[Collection entries]
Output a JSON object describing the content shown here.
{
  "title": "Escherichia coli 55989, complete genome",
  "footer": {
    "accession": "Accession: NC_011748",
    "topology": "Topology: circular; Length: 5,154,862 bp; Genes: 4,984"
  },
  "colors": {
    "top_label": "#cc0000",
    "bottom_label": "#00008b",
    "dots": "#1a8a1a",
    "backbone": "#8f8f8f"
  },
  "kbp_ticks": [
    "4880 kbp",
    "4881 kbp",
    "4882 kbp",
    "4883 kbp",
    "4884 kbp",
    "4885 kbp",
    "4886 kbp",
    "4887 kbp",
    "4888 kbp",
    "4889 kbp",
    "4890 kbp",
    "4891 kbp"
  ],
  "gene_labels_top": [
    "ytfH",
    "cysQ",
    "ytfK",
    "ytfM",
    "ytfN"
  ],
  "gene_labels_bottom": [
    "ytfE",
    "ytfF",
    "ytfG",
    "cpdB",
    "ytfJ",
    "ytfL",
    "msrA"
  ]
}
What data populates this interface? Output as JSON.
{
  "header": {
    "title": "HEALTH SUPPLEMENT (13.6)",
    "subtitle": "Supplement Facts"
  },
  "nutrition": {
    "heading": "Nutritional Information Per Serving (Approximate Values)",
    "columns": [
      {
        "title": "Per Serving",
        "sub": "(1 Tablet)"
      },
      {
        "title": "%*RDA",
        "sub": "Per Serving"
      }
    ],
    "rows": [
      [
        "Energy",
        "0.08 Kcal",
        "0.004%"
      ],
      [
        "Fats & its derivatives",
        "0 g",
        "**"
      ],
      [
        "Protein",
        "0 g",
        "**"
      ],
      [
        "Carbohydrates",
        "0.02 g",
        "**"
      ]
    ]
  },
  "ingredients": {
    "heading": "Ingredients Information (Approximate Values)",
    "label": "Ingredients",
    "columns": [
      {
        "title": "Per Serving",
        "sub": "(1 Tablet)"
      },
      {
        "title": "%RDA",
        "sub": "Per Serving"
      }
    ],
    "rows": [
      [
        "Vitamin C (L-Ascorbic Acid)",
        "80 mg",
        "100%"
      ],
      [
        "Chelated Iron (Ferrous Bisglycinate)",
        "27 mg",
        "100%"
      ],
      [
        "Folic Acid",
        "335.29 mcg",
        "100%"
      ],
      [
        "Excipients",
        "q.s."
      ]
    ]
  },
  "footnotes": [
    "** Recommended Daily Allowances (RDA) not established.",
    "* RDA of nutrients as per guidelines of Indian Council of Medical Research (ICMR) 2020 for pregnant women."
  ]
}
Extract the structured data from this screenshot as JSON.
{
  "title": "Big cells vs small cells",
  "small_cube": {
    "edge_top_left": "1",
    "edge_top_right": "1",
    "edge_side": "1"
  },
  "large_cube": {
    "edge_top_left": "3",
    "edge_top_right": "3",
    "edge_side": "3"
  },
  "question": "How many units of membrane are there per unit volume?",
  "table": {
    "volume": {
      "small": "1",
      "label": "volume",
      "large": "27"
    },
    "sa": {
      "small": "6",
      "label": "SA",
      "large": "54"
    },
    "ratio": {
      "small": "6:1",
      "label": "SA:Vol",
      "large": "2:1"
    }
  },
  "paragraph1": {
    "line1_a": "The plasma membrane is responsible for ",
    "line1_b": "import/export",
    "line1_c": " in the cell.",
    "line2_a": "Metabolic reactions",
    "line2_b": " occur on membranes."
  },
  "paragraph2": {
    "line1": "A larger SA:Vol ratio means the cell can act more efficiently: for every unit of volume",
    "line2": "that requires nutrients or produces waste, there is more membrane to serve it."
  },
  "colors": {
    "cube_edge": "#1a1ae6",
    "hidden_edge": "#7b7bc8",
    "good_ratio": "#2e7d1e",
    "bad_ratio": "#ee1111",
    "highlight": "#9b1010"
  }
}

PROBLEM TO WORK ON: Copy every line from the records above that contains the word "Approximate".

TASK RESPONSE:
    "heading": "Nutritional Information Per Serving (Approximate Values)",
    "heading": "Ingredients Information (Approximate Values)",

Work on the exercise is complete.